TEXT UNDER STUDY

_ _ _ _ _

Computer simulations are being used to analyse the energy expended during the fragmentation of agglomerates. This information lends itself to many industries from food to pharmaceutical that need to prevent breakages.
Dr Roberto Moreno-Atanasio from the University of Newcastle has been using computer simulations to analyse the energy expended during the fragmentation of agglomerates, such as can be found in pharmaceutical or food industries.
The knowledge of how much energy is required to fragment the agglomerates, as well as how the energy dissipates, lends itself to any industry that wants to ensure the quality of its product is not compromised by unintentional breakage, which is particularly valuable when transporting goods such as medicines.
“Knowing how much energy is required to fragment agglomerates is useful to improve the efficiency of comminution processes, where agglomerates are ground or crushed for further processing or incorporation into a final product,” says Dr Moreno-Atanasio.
Dr Brent Jenkins, CEO of Newcastle Innovation, notes that energy consumption is a major cost for minerals processing industries.
“For commodities such as copper, nickel and gold, significant energy in the form of electricity is consumed to break the ore to a size that will allow easier liberation of the valuable materials during processes such as flotation,” says Dr Jenkins.
“Efforts to better understand the comminution process should lead to more energy efficient and cost effective operations.”
Dr Moreno-Atanasio has studied the fragmentation of numerous materials in his research; however two focal materials have been glass and titanium oxide.
While glass provides an easy way to compare simulations and experiments and thus sets up computer simulations as a valid tool to study the behaviour of agglomerates, titanium dioxide is of the utmost importance for chemical industries.
“It can be found in many things including paints, colourants, food, cosmetics and many chemical products,” says Dr Moreno-Atanasio.
The computer simulation method that Dr. Moreno-Atanasio uses has another valid application, which contributes to saved time and energy in the pneumatic transportation of minerals. The employment of computer simulations based on Discrete Element Method (DEM) is an easy way to deal with the problems caused by undesirable attrition. As a result, better designed pipelines and conveyors are expected to achieve larger output with better maintained material integrity.
This is a key example of Dr Moreno-Atanasio’s interest in his computer simulations finding application to improve or assist the development of present or future technologies, and therefore contribute to the improvement of quality of life.
Dr Moreno- Atanasio welcomes research collaborations with industry to translate this well developed and world leading research capability into practical innovation.

_ _ _ _ _

EXTRACTED RECORDS
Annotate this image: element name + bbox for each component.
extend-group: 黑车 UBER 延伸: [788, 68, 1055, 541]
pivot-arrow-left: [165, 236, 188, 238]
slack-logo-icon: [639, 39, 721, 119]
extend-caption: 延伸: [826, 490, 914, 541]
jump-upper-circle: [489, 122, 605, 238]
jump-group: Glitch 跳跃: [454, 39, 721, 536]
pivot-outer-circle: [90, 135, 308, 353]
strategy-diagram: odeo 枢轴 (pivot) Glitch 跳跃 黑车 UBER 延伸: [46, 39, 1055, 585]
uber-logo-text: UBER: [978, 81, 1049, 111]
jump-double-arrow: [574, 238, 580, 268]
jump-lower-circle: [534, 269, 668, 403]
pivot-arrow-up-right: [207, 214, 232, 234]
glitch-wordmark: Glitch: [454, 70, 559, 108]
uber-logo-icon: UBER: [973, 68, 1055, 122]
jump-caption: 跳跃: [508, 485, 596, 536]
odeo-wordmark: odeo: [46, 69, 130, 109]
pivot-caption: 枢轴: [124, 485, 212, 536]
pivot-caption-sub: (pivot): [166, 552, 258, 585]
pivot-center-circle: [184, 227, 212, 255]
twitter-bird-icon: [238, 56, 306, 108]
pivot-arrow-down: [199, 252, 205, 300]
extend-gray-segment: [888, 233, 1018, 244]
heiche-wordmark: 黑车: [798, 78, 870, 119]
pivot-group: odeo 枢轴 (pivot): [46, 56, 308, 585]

_ _ _ _ _

INSTRUCTIONS TO FOLLOW
Please write out the part of the agglomerate fragmentation article starting with "The computer simulation" and going on through "quality of life.". The entries play no part in this work.

EXERCISE RESPONSE
The computer simulation method that Dr. Moreno-Atanasio uses has another valid application, which contributes to saved time and energy in the pneumatic transportation of minerals. The employment of computer simulations based on Discrete Element Method (DEM) is an easy way to deal with the problems caused by undesirable attrition. As a result, better designed pipelines and conveyors are expected to achieve larger output with better maintained material integrity.
This is a key example of Dr Moreno-Atanasio’s interest in his computer simulations finding application to improve or assist the development of present or future technologies, and therefore contribute to the improvement of quality of life.